Quote the entries in full, character for character, without their images.

*Material supplied:*
———

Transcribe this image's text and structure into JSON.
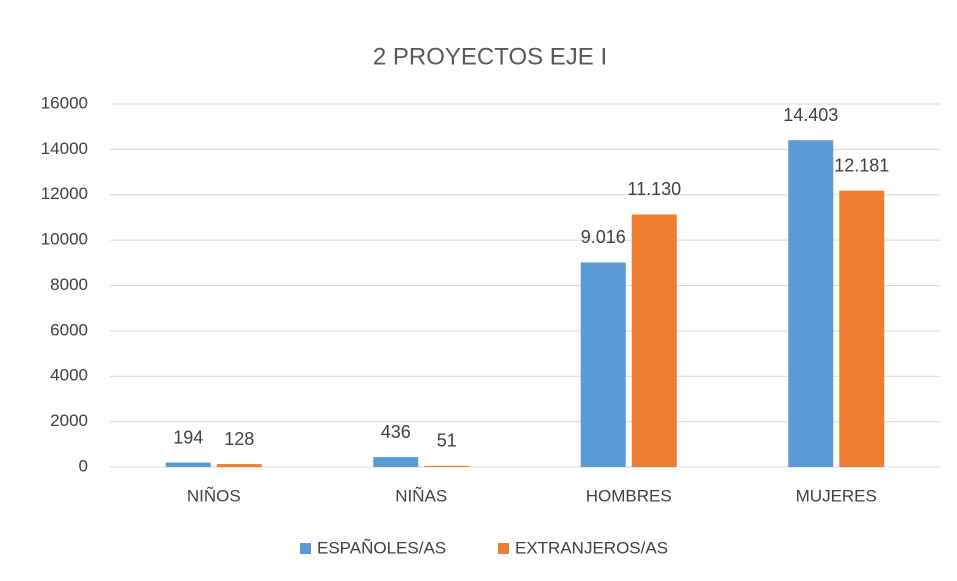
{
  "chart_data": {
    "type": "bar",
    "title": "2 PROYECTOS EJE I",
    "categories": [
      "NIÑOS",
      "NIÑAS",
      "HOMBRES",
      "MUJERES"
    ],
    "series": [
      {
        "name": "ESPAÑOLES/AS",
        "color": "#5b9bd5",
        "values": [
          194,
          436,
          9016,
          14403
        ],
        "value_labels": [
          "194",
          "436",
          "9.016",
          "14.403"
        ]
      },
      {
        "name": "EXTRANJEROS/AS",
        "color": "#ed7d31",
        "values": [
          128,
          51,
          11130,
          12181
        ],
        "value_labels": [
          "128",
          "51",
          "11.130",
          "12.181"
        ]
      }
    ],
    "ylim": [
      0,
      16000
    ],
    "yticks": [
      0,
      2000,
      4000,
      6000,
      8000,
      10000,
      12000,
      14000,
      16000
    ],
    "grid": true,
    "legend": "bottom"
  }
}
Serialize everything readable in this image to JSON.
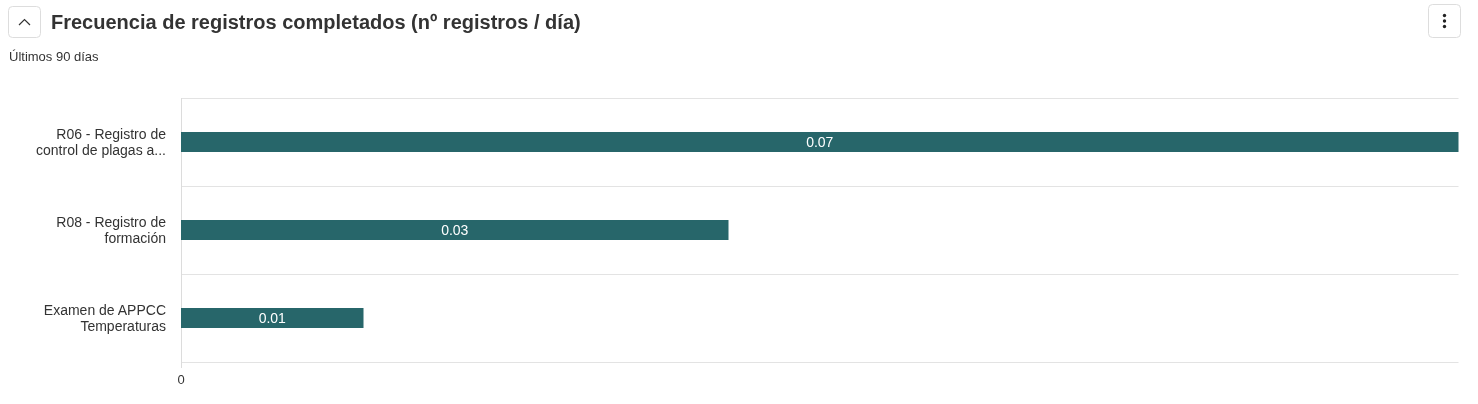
{
  "chart_data": {
    "type": "bar",
    "title": "Frecuencia de registros completados (nº registros / día)",
    "subtitle": "Últimos 90 días",
    "orientation": "horizontal",
    "categories": [
      "R06 - Registro de control de plagas a...",
      "R08 - Registro de formación",
      "Examen de APPCC Temperaturas"
    ],
    "values": [
      0.07,
      0.03,
      0.01
    ],
    "color": "#27666a",
    "grid": "y",
    "data_labels": true,
    "annotations": [
      "0"
    ]
  }
}
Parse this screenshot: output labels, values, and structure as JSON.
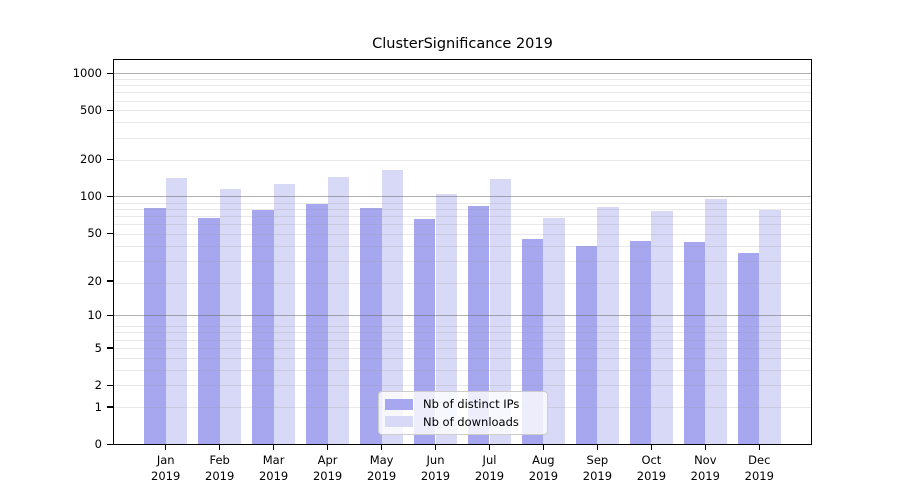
{
  "chart_data": {
    "type": "bar",
    "title": "ClusterSignificance 2019",
    "categories": [
      "Jan",
      "Feb",
      "Mar",
      "Apr",
      "May",
      "Jun",
      "Jul",
      "Aug",
      "Sep",
      "Oct",
      "Nov",
      "Dec"
    ],
    "category_year": "2019",
    "series": [
      {
        "name": "Nb of distinct IPs",
        "color": "#a7a7f0",
        "values": [
          81,
          66,
          78,
          87,
          80,
          65,
          84,
          45,
          39,
          43,
          42,
          34
        ]
      },
      {
        "name": "Nb of downloads",
        "color": "#d8d8f7",
        "values": [
          140,
          115,
          126,
          143,
          164,
          105,
          139,
          67,
          82,
          76,
          95,
          77
        ]
      }
    ],
    "y_ticks": [
      0,
      1,
      2,
      5,
      10,
      20,
      50,
      100,
      200,
      500,
      1000
    ],
    "y_scale": "log10(1+y)",
    "ylim": [
      0,
      1280
    ],
    "xlabel": "",
    "ylabel": "",
    "grid": "both major and minor horizontal gridlines, drawn over bars",
    "legend_position": "inside lower-center",
    "colors": {
      "major_grid": "#b0b0b0",
      "minor_grid": "#e8e8e8",
      "axis": "#000000",
      "background": "#ffffff"
    }
  }
}
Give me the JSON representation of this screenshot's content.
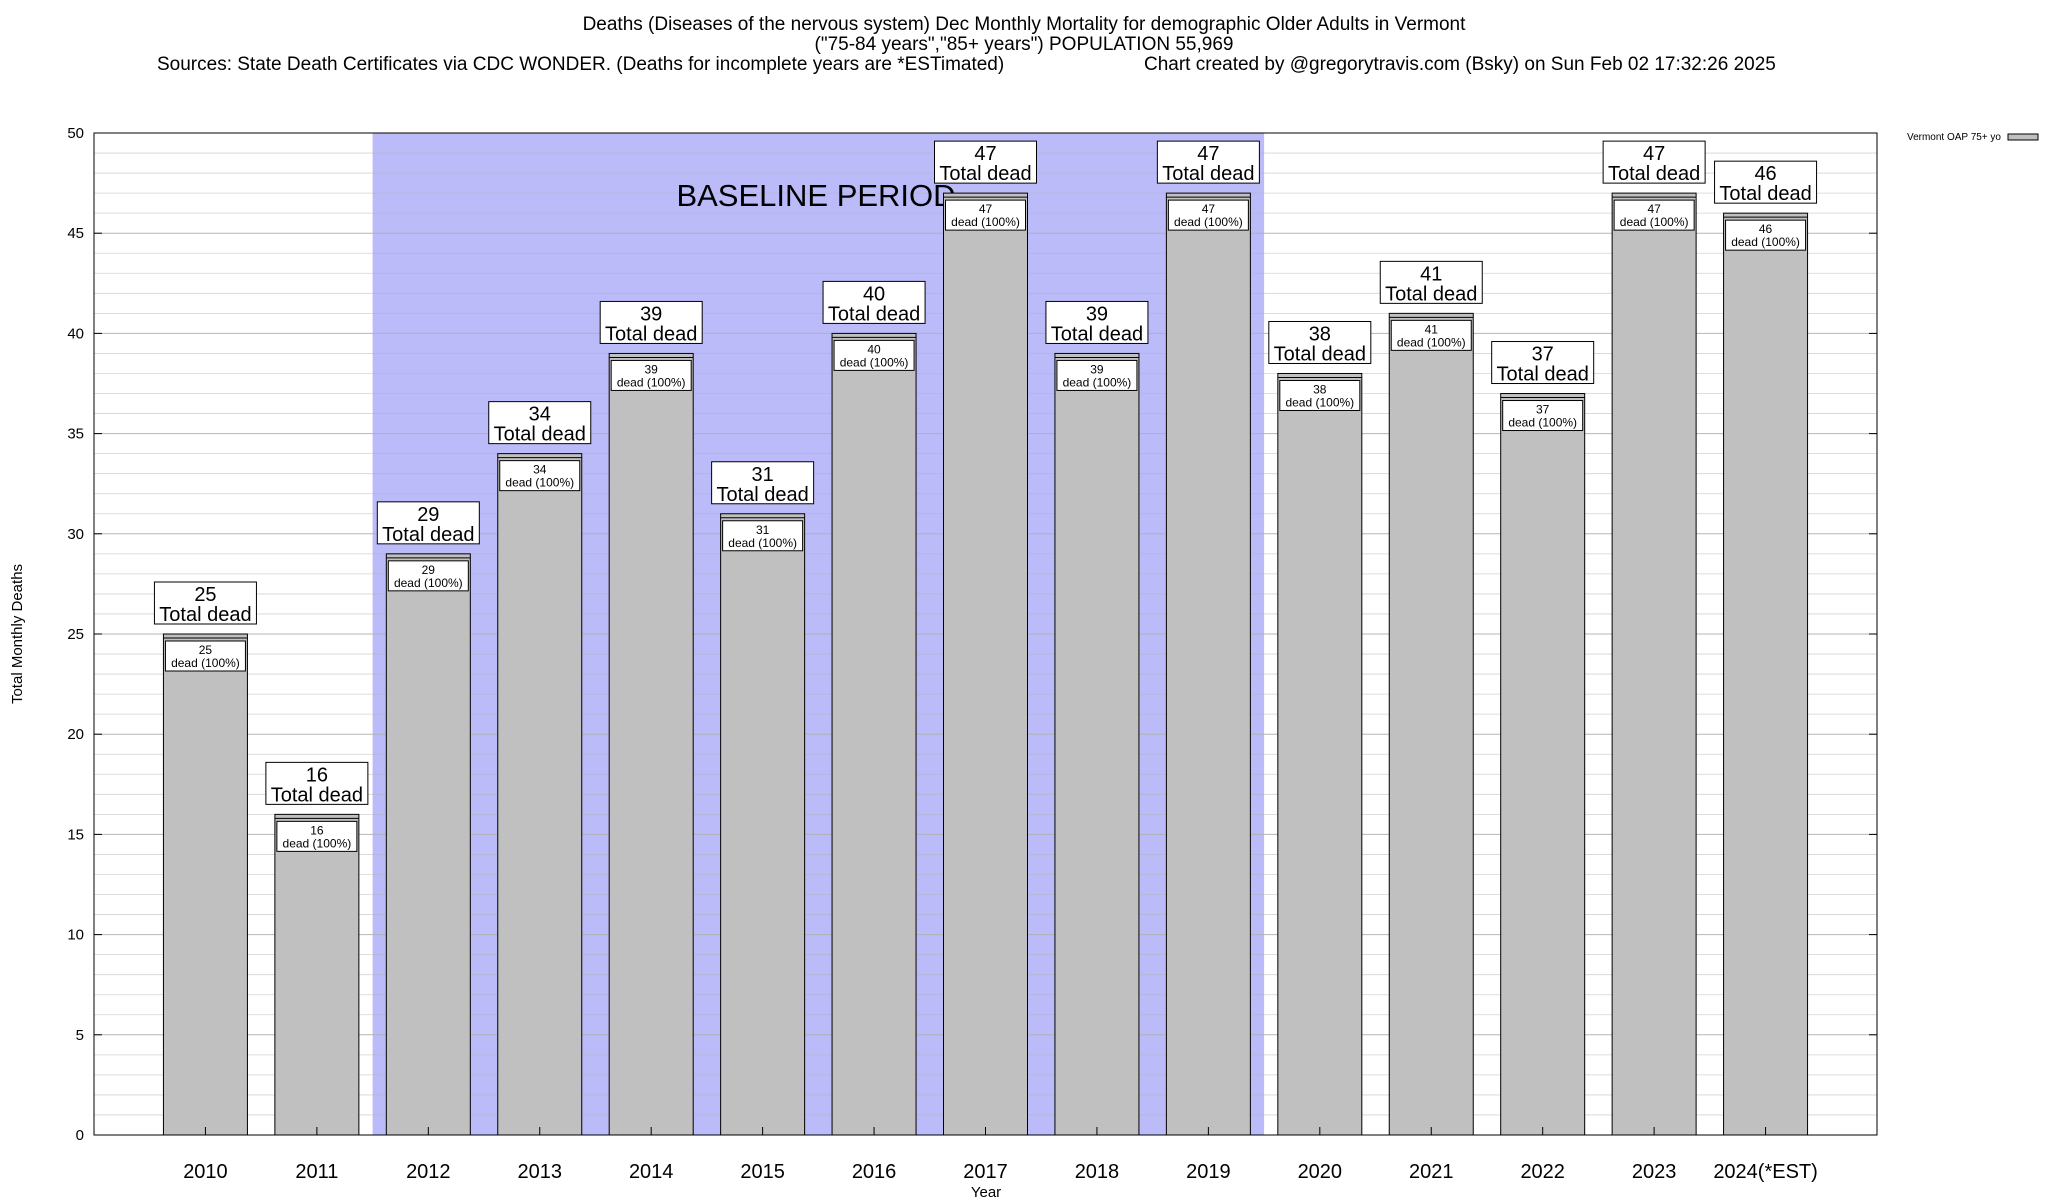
{
  "chart_data": {
    "type": "bar",
    "title": "Deaths (Diseases of the nervous system) Dec Monthly Mortality for demographic Older Adults in Vermont",
    "subtitle": "(\"75-84 years\",\"85+ years\") POPULATION 55,969",
    "sources": "Sources: State Death Certificates via CDC WONDER. (Deaths for incomplete years are *ESTimated)",
    "credit": "Chart created by @gregorytravis.com (Bsky) on Sun Feb 02 17:32:26 2025",
    "xlabel": "Year",
    "ylabel": "Total Monthly Deaths",
    "ylim": [
      0,
      50
    ],
    "yticks": [
      0,
      5,
      10,
      15,
      20,
      25,
      30,
      35,
      40,
      45,
      50
    ],
    "categories": [
      "2010",
      "2011",
      "2012",
      "2013",
      "2014",
      "2015",
      "2016",
      "2017",
      "2018",
      "2019",
      "2020",
      "2021",
      "2022",
      "2023",
      "2024(*EST)"
    ],
    "series": [
      {
        "name": "Vermont OAP 75+ yo",
        "values": [
          25,
          16,
          29,
          34,
          39,
          31,
          40,
          47,
          39,
          47,
          38,
          41,
          37,
          47,
          46
        ]
      }
    ],
    "total_label": "Total dead",
    "inner_label": "dead (100%)",
    "baseline": {
      "label": "BASELINE PERIOD",
      "from": "2012",
      "to": "2019"
    },
    "grid": true,
    "legend_position": "top-right",
    "colors": {
      "bar": "#c0c0c0",
      "baseline": "#bbbbf9",
      "grid": "#b0b0b0"
    }
  }
}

———

*Exercise response:*
Transcribe this image's text and structure into JSON.
{
  "chart_data": {
    "type": "bar",
    "title": "2 PROYECTOS EJE I",
    "categories": [
      "NIÑOS",
      "NIÑAS",
      "HOMBRES",
      "MUJERES"
    ],
    "series": [
      {
        "name": "ESPAÑOLES/AS",
        "color": "#5b9bd5",
        "values": [
          194,
          436,
          9016,
          14403
        ],
        "value_labels": [
          "194",
          "436",
          "9.016",
          "14.403"
        ]
      },
      {
        "name": "EXTRANJEROS/AS",
        "color": "#ed7d31",
        "values": [
          128,
          51,
          11130,
          12181
        ],
        "value_labels": [
          "128",
          "51",
          "11.130",
          "12.181"
        ]
      }
    ],
    "ylim": [
      0,
      16000
    ],
    "yticks": [
      0,
      2000,
      4000,
      6000,
      8000,
      10000,
      12000,
      14000,
      16000
    ],
    "grid": true,
    "legend": "bottom"
  }
}
Serialize everything readable in this image to JSON.
{
  "chart_data": {
    "type": "bar",
    "title": "Frecuencia de registros completados (nº registros / día)",
    "subtitle": "Últimos 90 días",
    "orientation": "horizontal",
    "categories": [
      "R06 - Registro de control de plagas a...",
      "R08 - Registro de formación",
      "Examen de APPCC Temperaturas"
    ],
    "values": [
      0.07,
      0.03,
      0.01
    ],
    "color": "#27666a",
    "grid": "y",
    "data_labels": true,
    "annotations": [
      "0"
    ]
  }
}
Parse this screenshot: output labels, values, and structure as JSON.
{
  "chart_data": {
    "type": "bar",
    "title": "ClusterSignificance 2019",
    "categories": [
      "Jan",
      "Feb",
      "Mar",
      "Apr",
      "May",
      "Jun",
      "Jul",
      "Aug",
      "Sep",
      "Oct",
      "Nov",
      "Dec"
    ],
    "category_year": "2019",
    "series": [
      {
        "name": "Nb of distinct IPs",
        "color": "#a7a7f0",
        "values": [
          81,
          66,
          78,
          87,
          80,
          65,
          84,
          45,
          39,
          43,
          42,
          34
        ]
      },
      {
        "name": "Nb of downloads",
        "color": "#d8d8f7",
        "values": [
          140,
          115,
          126,
          143,
          164,
          105,
          139,
          67,
          82,
          76,
          95,
          77
        ]
      }
    ],
    "y_ticks": [
      0,
      1,
      2,
      5,
      10,
      20,
      50,
      100,
      200,
      500,
      1000
    ],
    "y_scale": "log10(1+y)",
    "ylim": [
      0,
      1280
    ],
    "xlabel": "",
    "ylabel": "",
    "grid": "both major and minor horizontal gridlines, drawn over bars",
    "legend_position": "inside lower-center",
    "colors": {
      "major_grid": "#b0b0b0",
      "minor_grid": "#e8e8e8",
      "axis": "#000000",
      "background": "#ffffff"
    }
  }
}
Give me the JSON representation of this screenshot's content.
{
  "chart_data": {
    "type": "bar",
    "title": "Deaths (Diseases of the nervous system) Dec Monthly Mortality for demographic Older Adults in Vermont",
    "subtitle": "(\"75-84 years\",\"85+ years\") POPULATION 55,969",
    "sources": "Sources: State Death Certificates via CDC WONDER. (Deaths for incomplete years are *ESTimated)",
    "credit": "Chart created by @gregorytravis.com (Bsky) on Sun Feb 02 17:32:26 2025",
    "xlabel": "Year",
    "ylabel": "Total Monthly Deaths",
    "ylim": [
      0,
      50
    ],
    "yticks": [
      0,
      5,
      10,
      15,
      20,
      25,
      30,
      35,
      40,
      45,
      50
    ],
    "categories": [
      "2010",
      "2011",
      "2012",
      "2013",
      "2014",
      "2015",
      "2016",
      "2017",
      "2018",
      "2019",
      "2020",
      "2021",
      "2022",
      "2023",
      "2024(*EST)"
    ],
    "series": [
      {
        "name": "Vermont OAP 75+ yo",
        "values": [
          25,
          16,
          29,
          34,
          39,
          31,
          40,
          47,
          39,
          47,
          38,
          41,
          37,
          47,
          46
        ]
      }
    ],
    "total_label": "Total dead",
    "inner_label": "dead (100%)",
    "baseline": {
      "label": "BASELINE PERIOD",
      "from": "2012",
      "to": "2019"
    },
    "grid": true,
    "legend_position": "top-right",
    "colors": {
      "bar": "#c0c0c0",
      "baseline": "#bbbbf9",
      "grid": "#b0b0b0"
    }
  }
}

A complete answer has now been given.